## Begin

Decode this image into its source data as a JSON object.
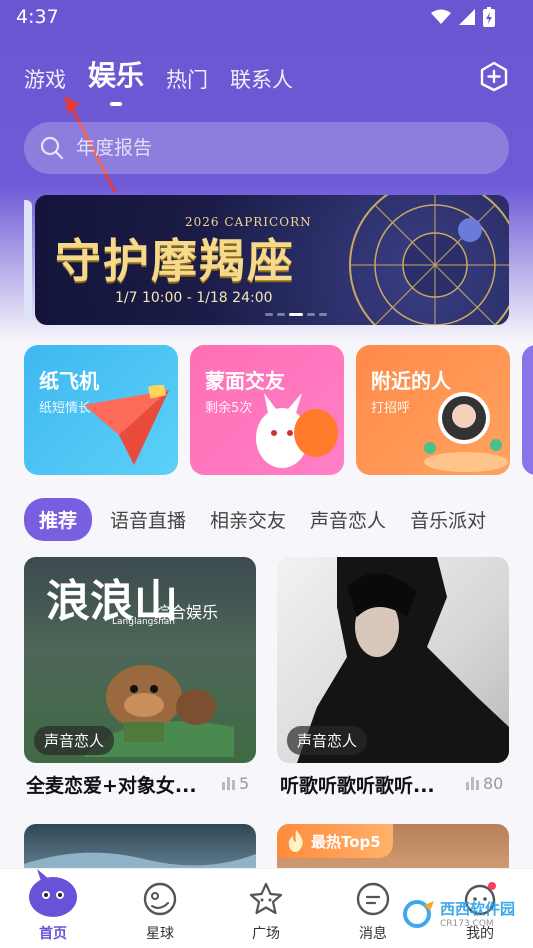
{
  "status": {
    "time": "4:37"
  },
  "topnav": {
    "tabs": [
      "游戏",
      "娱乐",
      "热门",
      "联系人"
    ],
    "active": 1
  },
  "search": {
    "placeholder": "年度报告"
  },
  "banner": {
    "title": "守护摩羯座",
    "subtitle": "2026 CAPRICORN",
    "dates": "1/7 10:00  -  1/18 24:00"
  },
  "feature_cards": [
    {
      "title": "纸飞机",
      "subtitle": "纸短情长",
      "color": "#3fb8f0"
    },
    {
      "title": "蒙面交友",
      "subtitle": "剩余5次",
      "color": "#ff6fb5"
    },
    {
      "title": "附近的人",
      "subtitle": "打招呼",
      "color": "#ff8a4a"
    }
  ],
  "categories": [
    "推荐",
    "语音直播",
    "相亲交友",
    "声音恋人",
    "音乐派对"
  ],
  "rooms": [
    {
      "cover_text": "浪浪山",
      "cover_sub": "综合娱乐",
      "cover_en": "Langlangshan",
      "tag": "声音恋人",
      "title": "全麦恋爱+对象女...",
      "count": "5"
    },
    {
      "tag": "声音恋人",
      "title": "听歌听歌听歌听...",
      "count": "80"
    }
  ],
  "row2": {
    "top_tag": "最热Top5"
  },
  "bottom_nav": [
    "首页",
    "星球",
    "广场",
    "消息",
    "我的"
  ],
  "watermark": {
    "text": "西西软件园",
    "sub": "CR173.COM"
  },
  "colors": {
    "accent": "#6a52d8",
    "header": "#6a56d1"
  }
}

## End

Work to complete: Going over the lines above, work out how many include "subtitle", then give only that number.

Written response: 4